··· EXTRACTED RECORDS
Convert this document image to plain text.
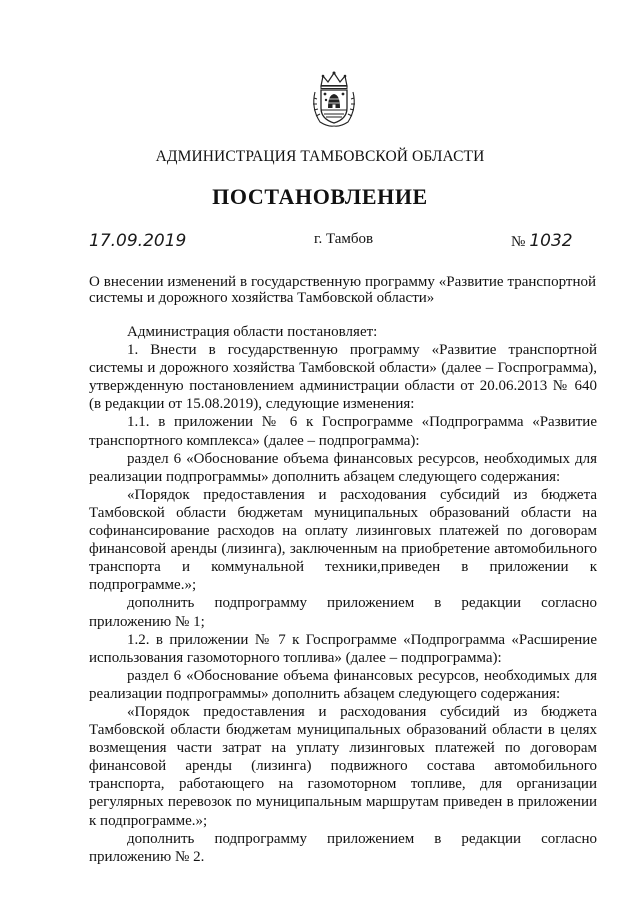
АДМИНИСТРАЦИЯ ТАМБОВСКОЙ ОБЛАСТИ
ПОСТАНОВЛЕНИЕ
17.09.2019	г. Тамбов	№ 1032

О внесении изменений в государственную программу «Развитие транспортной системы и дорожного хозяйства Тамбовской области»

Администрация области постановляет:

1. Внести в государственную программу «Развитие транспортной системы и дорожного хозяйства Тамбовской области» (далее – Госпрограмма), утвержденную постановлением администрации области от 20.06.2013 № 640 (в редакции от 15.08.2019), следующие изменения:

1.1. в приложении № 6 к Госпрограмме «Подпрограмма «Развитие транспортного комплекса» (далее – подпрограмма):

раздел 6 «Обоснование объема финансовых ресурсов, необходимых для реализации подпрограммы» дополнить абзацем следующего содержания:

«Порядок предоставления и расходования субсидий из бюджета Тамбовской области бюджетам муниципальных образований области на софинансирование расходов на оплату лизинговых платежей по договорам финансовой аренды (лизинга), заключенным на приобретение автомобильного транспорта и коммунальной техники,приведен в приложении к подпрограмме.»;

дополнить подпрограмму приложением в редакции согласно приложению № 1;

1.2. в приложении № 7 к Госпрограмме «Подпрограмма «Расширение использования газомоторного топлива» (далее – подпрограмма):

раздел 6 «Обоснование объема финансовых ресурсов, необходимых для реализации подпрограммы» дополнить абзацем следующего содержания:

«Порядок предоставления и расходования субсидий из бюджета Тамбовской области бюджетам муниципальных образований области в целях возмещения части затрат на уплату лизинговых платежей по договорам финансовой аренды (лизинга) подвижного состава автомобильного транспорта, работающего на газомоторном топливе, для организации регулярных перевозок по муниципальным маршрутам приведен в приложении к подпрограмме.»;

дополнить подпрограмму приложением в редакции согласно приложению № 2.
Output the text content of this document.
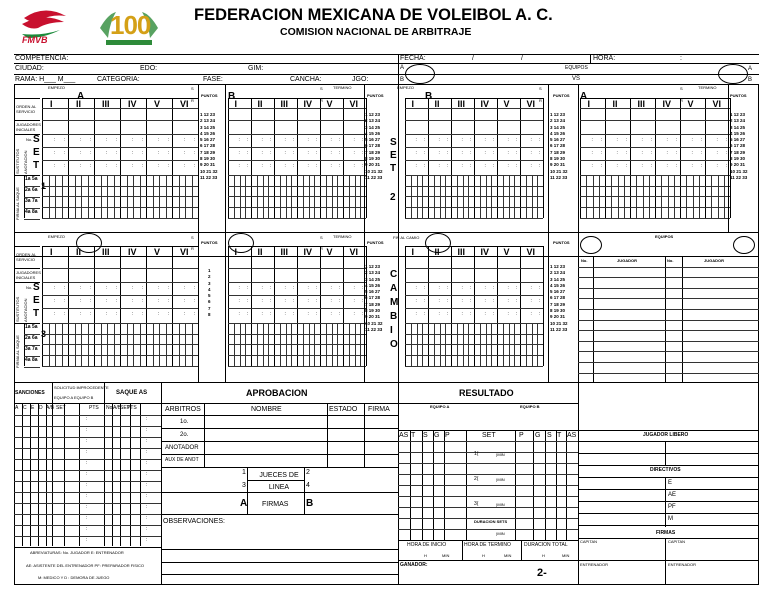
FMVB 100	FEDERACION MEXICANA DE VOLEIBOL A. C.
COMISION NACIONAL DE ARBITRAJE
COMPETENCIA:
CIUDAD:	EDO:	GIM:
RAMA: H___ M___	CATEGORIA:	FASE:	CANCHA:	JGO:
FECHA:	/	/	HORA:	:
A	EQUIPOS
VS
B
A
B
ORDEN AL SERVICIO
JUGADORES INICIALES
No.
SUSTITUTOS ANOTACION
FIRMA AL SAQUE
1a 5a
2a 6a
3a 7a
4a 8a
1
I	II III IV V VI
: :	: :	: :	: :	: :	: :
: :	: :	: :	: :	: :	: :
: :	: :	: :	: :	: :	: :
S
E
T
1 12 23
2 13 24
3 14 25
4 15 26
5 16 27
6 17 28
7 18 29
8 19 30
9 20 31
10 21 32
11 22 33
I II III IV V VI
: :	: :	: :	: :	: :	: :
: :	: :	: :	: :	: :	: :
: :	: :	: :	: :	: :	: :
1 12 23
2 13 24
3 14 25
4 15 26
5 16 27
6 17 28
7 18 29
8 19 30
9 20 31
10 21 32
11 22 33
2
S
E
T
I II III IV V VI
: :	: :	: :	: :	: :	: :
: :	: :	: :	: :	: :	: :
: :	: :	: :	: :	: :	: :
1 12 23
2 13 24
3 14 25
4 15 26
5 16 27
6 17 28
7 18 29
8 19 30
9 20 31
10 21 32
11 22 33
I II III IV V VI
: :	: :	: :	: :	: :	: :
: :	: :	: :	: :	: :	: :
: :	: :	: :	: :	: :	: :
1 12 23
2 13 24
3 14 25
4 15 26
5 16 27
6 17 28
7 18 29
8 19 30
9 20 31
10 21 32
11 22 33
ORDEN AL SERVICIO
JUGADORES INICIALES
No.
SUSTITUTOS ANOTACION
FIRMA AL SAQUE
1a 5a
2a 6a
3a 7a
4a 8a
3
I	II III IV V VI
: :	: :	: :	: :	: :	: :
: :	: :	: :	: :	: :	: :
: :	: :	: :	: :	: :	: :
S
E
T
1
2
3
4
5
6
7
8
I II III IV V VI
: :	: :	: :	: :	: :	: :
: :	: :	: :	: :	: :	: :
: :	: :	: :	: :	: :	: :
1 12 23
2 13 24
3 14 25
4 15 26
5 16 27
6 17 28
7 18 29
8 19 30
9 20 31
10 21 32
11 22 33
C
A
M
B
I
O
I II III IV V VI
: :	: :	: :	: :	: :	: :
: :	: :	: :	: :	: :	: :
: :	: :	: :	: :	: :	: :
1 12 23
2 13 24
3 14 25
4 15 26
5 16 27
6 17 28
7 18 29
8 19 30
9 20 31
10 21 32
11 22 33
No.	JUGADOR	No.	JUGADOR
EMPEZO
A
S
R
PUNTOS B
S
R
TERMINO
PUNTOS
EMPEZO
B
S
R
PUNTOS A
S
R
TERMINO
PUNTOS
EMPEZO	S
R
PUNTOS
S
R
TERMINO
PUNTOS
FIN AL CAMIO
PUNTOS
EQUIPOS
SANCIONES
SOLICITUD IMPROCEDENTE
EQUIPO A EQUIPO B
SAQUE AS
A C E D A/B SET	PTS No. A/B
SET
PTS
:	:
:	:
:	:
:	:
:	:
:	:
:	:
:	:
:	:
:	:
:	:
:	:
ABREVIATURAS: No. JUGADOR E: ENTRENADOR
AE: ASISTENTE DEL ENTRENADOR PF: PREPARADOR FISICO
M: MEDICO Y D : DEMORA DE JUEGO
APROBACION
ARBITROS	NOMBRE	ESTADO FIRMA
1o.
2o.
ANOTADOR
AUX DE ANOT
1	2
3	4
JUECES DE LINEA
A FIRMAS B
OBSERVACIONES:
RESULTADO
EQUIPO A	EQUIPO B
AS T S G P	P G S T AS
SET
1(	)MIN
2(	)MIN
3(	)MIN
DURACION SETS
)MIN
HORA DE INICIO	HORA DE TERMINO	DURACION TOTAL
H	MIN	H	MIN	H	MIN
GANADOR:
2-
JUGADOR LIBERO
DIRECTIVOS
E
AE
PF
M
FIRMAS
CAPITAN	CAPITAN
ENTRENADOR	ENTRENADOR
······
··· EXTRACTED RECORDS
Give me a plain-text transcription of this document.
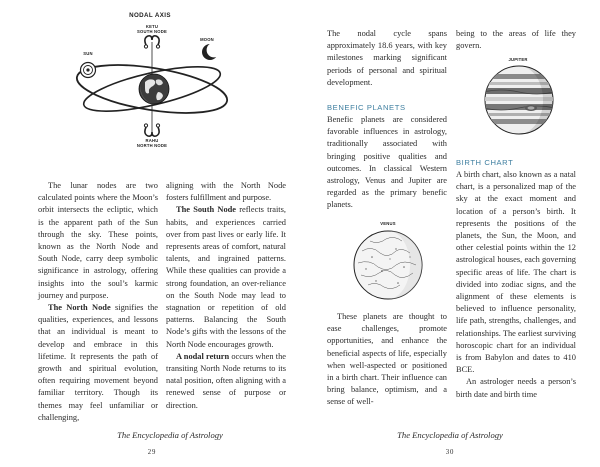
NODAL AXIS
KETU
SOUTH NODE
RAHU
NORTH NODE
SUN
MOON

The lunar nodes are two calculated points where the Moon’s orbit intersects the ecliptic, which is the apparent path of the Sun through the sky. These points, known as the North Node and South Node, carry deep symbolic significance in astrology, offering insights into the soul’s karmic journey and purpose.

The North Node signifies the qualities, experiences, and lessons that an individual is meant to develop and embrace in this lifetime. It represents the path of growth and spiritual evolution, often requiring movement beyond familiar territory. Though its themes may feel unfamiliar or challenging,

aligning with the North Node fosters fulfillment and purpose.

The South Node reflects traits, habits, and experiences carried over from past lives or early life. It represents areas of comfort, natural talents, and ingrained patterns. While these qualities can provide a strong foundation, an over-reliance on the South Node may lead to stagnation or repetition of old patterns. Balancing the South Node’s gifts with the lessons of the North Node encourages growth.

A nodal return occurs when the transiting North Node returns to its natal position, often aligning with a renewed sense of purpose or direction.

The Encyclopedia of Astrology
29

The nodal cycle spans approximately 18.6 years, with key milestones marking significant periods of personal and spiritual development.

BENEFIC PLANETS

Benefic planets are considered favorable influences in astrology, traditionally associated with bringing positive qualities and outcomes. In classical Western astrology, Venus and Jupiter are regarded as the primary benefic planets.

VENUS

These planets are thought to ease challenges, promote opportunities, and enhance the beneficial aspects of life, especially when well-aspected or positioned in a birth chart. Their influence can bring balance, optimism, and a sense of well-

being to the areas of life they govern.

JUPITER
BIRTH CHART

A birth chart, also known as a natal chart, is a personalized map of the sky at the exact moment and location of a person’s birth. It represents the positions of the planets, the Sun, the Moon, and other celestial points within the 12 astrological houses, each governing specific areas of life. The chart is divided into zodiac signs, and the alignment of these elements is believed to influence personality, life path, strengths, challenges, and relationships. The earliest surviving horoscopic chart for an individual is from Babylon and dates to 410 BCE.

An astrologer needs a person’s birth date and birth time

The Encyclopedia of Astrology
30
······
BRIEF: Look through the data and show every line containing "приложением".

ANSWER TO THIS TASK:
дополнить подпрограмму приложением в редакции согласно приложению № 1;
дополнить подпрограмму приложением в редакции согласно приложению № 2.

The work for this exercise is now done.